Direction: Collect each line holding the string "name".
++++++
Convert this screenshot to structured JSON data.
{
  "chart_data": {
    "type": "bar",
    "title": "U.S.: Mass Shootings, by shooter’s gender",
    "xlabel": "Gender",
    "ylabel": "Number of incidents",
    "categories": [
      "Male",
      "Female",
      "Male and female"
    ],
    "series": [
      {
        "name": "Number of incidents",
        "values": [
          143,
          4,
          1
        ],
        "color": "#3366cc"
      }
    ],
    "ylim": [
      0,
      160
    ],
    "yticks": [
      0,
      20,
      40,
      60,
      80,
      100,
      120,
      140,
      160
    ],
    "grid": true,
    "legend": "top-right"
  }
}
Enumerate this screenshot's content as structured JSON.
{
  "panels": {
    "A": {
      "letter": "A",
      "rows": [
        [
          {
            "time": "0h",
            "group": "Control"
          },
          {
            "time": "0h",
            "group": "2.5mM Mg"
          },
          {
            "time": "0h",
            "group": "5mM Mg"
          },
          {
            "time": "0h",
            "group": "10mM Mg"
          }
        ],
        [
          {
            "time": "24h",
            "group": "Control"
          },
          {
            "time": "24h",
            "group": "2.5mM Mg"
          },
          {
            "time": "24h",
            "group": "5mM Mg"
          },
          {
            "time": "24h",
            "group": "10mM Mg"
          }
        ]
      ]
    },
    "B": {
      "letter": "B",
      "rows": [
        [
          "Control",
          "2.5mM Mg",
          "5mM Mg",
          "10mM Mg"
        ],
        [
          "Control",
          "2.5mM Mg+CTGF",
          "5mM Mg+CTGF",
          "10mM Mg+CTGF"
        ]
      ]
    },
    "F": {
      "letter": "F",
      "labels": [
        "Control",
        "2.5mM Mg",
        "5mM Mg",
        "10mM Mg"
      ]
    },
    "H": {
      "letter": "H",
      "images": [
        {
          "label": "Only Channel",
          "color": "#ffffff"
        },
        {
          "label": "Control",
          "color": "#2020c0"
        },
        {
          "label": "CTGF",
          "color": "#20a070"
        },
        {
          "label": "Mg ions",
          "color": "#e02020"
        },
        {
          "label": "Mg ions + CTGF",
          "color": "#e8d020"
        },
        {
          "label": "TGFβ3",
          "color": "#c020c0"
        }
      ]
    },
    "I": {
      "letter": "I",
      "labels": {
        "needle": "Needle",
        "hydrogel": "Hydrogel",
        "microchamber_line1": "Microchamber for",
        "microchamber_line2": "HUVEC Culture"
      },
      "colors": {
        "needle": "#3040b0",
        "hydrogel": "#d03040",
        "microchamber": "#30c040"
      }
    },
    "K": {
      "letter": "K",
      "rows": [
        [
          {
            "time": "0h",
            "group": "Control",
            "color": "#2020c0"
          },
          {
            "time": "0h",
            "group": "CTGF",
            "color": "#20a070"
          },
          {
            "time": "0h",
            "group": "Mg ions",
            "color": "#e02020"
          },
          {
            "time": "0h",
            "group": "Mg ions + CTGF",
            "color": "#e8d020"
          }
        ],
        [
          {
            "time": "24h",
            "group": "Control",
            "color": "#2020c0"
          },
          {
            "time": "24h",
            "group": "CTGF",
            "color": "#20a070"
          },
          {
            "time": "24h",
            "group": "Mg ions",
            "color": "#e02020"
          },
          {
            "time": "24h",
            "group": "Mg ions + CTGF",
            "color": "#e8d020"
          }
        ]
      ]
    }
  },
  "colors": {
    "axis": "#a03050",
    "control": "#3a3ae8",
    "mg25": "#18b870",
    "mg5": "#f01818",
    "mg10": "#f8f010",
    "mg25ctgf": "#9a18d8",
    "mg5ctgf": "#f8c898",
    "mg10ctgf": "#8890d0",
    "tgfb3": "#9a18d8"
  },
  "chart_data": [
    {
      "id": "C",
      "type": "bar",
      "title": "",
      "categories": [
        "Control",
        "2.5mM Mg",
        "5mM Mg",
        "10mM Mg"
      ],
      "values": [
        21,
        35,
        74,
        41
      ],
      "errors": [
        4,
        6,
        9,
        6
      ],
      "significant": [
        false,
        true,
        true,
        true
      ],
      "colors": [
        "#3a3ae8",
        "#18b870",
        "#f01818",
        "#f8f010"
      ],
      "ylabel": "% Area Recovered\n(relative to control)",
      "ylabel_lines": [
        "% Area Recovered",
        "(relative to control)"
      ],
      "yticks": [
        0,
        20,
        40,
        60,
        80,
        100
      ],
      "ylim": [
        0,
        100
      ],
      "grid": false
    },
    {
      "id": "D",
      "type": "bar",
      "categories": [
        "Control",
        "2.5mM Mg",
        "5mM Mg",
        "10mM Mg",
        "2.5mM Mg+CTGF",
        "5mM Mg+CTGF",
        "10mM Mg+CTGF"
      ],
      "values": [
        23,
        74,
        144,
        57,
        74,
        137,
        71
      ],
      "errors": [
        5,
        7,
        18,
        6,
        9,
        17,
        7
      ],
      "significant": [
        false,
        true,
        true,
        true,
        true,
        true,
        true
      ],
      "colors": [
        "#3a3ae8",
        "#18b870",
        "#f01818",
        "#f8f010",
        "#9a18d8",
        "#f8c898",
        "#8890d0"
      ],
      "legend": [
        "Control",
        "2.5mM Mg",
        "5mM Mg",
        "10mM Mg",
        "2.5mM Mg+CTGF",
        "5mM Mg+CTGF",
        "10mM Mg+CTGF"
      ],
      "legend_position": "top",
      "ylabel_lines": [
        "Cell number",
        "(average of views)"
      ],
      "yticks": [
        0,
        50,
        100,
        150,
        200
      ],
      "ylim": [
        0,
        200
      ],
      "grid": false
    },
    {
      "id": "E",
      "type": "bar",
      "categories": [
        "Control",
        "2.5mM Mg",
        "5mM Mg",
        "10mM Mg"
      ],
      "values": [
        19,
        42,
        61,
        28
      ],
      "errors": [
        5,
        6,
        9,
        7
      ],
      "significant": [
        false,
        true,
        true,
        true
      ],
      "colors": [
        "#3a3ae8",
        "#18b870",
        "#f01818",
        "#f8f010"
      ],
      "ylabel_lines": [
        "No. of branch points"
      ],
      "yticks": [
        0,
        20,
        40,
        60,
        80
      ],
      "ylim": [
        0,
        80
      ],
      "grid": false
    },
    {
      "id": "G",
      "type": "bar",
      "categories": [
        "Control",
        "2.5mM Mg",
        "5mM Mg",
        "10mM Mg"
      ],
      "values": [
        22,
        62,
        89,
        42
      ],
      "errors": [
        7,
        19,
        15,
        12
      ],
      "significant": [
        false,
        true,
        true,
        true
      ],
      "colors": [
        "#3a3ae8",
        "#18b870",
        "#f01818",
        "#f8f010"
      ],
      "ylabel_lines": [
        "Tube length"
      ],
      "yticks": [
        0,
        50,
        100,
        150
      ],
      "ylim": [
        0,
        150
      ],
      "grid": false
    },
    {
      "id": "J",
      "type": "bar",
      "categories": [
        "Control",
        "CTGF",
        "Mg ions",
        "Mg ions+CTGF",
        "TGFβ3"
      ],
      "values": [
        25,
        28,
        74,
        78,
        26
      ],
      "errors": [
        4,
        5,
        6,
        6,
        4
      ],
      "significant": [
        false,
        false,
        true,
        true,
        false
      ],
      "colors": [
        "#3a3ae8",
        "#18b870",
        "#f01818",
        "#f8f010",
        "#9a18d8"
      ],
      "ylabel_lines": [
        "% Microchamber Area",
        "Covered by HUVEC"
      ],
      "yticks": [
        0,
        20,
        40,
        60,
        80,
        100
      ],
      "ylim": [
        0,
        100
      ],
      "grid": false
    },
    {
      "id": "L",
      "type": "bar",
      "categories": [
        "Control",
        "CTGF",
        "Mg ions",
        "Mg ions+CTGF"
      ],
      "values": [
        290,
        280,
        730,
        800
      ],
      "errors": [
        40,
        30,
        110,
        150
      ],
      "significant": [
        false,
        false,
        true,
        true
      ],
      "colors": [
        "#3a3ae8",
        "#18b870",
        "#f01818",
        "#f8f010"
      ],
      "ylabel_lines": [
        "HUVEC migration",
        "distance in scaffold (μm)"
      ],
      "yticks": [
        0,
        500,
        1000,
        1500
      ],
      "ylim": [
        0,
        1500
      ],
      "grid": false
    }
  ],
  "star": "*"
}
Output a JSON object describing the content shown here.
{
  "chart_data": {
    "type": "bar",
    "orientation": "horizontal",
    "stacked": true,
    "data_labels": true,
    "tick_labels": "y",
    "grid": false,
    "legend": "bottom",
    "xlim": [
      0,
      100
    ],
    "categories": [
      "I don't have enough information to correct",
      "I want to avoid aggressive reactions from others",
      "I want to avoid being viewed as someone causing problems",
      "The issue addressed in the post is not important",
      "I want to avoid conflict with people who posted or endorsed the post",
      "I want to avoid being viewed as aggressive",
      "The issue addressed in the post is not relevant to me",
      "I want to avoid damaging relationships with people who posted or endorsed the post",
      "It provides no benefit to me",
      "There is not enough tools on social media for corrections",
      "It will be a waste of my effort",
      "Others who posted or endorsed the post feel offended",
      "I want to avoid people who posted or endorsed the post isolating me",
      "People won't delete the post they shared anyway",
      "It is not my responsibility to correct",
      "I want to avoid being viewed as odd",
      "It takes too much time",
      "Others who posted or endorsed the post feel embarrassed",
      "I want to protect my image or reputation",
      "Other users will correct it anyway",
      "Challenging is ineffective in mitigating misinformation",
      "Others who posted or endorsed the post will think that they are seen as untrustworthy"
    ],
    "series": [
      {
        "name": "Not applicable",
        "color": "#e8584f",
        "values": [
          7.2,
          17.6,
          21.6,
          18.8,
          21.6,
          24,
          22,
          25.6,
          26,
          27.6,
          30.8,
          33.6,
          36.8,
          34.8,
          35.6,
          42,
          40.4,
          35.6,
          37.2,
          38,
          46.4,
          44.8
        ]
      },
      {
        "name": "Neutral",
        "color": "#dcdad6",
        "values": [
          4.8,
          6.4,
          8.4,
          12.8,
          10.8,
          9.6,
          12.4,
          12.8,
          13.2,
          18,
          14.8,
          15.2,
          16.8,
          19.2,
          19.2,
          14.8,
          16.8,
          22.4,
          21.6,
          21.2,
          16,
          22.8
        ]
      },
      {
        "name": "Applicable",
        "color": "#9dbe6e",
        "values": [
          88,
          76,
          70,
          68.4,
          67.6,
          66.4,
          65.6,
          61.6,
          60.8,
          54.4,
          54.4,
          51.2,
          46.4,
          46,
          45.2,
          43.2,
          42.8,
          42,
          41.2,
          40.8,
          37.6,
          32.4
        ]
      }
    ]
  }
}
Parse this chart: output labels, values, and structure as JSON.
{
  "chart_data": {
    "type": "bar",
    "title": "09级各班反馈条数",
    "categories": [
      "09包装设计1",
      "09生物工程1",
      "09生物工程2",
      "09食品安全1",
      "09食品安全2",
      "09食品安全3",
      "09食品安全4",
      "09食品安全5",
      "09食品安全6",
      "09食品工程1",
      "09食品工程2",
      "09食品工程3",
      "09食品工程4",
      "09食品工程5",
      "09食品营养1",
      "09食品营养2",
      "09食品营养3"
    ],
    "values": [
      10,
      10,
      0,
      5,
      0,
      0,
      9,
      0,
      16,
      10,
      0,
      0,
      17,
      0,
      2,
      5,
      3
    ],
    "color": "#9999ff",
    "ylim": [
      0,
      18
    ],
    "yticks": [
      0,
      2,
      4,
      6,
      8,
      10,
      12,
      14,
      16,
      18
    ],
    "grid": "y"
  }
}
++++++
Expected answer:
        "name": "Number of incidents",
        "name": "Not applicable",
        "name": "Neutral",
        "name": "Applicable",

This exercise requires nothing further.